WHAT YOU ARE ASKED TO DO –
Only a number is required: how many lines of the material contain the word "research"?

START PROVIDED RECORDS

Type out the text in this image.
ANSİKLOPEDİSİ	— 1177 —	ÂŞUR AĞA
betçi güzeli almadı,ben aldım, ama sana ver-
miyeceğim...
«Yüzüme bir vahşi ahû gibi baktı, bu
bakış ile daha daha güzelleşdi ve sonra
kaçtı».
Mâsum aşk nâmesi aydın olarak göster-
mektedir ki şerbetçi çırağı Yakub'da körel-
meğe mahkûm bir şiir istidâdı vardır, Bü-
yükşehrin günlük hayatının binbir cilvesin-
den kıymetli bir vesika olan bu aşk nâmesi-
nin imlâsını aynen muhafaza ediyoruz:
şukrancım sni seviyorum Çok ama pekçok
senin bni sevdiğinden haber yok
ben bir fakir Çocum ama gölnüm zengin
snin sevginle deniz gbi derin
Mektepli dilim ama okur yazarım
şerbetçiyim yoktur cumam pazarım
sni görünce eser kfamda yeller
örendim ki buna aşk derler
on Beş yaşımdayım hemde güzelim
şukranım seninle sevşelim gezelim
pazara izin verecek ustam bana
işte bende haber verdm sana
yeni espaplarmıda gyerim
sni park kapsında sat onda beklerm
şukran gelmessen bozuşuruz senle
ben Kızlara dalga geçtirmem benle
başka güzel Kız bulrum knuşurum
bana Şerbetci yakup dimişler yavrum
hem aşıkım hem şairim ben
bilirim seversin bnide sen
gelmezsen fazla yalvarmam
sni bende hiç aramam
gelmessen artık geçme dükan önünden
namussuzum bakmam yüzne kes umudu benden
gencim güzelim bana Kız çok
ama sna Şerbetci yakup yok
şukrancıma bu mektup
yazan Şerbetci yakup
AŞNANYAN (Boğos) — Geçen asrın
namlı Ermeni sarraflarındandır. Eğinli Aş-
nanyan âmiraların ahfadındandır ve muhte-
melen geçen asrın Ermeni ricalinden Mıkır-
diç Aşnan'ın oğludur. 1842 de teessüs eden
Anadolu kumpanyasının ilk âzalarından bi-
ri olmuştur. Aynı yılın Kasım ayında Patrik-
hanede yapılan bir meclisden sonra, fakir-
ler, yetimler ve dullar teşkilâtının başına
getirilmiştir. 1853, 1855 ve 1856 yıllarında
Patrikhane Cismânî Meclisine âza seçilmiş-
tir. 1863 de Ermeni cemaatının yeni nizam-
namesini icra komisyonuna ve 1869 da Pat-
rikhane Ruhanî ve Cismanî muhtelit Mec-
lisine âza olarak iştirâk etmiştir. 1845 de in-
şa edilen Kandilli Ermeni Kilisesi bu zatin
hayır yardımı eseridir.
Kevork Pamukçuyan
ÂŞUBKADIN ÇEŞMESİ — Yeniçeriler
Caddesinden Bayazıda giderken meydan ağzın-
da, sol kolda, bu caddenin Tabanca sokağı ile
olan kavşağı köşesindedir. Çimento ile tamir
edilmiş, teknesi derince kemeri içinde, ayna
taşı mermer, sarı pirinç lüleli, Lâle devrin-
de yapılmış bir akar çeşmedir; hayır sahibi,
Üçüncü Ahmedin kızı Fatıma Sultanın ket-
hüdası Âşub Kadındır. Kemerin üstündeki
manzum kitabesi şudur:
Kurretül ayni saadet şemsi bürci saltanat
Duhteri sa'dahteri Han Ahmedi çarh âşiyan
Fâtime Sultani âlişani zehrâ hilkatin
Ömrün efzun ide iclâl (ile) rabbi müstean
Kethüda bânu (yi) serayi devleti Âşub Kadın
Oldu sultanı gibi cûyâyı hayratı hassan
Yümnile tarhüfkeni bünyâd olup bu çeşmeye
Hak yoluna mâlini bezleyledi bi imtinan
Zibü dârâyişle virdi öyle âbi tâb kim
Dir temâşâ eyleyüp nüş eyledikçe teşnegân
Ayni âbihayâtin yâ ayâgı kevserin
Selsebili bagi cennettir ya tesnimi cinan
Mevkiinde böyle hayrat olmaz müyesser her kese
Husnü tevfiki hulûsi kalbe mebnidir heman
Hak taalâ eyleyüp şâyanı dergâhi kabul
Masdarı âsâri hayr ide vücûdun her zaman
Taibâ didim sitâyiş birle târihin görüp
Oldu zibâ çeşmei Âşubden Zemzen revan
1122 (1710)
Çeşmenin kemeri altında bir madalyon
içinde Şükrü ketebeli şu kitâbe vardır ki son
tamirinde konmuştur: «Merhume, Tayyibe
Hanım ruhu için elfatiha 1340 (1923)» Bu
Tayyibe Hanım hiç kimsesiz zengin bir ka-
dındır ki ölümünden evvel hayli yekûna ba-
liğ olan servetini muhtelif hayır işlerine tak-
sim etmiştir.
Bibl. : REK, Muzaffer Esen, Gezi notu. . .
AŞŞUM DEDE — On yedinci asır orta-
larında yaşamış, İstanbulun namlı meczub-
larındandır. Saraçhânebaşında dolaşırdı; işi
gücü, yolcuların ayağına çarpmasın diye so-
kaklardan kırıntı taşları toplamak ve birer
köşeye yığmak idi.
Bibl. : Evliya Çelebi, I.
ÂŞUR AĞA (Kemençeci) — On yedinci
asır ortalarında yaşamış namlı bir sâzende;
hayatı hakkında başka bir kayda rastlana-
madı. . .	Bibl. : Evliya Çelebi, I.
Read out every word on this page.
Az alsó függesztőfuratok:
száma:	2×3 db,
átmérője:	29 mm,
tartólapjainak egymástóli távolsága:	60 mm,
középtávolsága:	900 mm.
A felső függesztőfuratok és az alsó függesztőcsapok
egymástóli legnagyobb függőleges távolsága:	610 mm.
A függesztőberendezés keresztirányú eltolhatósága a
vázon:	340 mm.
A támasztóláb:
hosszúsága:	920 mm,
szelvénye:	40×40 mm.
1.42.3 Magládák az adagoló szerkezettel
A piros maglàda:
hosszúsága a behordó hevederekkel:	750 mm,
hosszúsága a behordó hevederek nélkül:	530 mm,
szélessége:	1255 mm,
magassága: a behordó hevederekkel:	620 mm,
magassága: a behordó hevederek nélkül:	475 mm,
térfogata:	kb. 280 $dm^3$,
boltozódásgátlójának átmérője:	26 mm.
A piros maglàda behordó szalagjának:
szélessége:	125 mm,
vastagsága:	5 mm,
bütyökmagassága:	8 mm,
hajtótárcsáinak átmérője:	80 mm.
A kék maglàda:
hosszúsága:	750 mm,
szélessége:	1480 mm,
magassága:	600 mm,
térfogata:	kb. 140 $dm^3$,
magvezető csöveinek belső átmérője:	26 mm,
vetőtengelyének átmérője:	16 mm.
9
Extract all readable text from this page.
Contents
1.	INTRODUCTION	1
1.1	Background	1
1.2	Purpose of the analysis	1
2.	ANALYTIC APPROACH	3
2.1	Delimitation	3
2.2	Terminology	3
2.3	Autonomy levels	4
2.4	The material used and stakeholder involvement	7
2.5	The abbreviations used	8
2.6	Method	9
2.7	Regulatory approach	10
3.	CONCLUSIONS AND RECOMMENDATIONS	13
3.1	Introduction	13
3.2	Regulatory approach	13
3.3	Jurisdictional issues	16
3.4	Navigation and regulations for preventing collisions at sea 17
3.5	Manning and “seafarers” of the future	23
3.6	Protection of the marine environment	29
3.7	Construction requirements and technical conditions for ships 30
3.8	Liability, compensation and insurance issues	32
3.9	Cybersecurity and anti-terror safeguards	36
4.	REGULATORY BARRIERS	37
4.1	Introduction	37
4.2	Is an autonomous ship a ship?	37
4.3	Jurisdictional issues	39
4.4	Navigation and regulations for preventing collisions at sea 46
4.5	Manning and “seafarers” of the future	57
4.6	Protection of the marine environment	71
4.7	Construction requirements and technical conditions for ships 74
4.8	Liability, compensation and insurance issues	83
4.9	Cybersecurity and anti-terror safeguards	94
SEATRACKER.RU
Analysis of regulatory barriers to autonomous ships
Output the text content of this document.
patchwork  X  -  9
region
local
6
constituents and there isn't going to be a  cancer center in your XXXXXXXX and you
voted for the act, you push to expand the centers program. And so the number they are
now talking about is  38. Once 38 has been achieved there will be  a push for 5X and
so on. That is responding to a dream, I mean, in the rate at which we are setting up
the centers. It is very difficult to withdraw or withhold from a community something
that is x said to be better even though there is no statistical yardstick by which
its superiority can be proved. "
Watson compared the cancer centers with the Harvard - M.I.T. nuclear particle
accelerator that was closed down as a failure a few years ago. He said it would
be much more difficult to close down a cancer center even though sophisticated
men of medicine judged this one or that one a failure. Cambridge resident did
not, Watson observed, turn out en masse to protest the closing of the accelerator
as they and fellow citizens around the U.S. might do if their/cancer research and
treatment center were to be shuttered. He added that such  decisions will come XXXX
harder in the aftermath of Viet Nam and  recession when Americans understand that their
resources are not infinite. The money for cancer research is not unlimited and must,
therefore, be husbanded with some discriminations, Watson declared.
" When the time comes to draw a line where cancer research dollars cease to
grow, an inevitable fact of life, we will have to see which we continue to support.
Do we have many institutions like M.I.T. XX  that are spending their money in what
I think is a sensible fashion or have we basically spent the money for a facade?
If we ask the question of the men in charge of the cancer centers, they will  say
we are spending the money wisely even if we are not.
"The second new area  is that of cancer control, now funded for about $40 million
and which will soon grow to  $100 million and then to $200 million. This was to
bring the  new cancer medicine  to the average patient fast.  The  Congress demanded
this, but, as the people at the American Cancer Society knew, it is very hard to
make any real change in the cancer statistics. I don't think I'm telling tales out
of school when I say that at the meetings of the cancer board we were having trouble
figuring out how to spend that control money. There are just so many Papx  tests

END PROVIDED RECORDS

RESPONSE TO THIS TASK –
3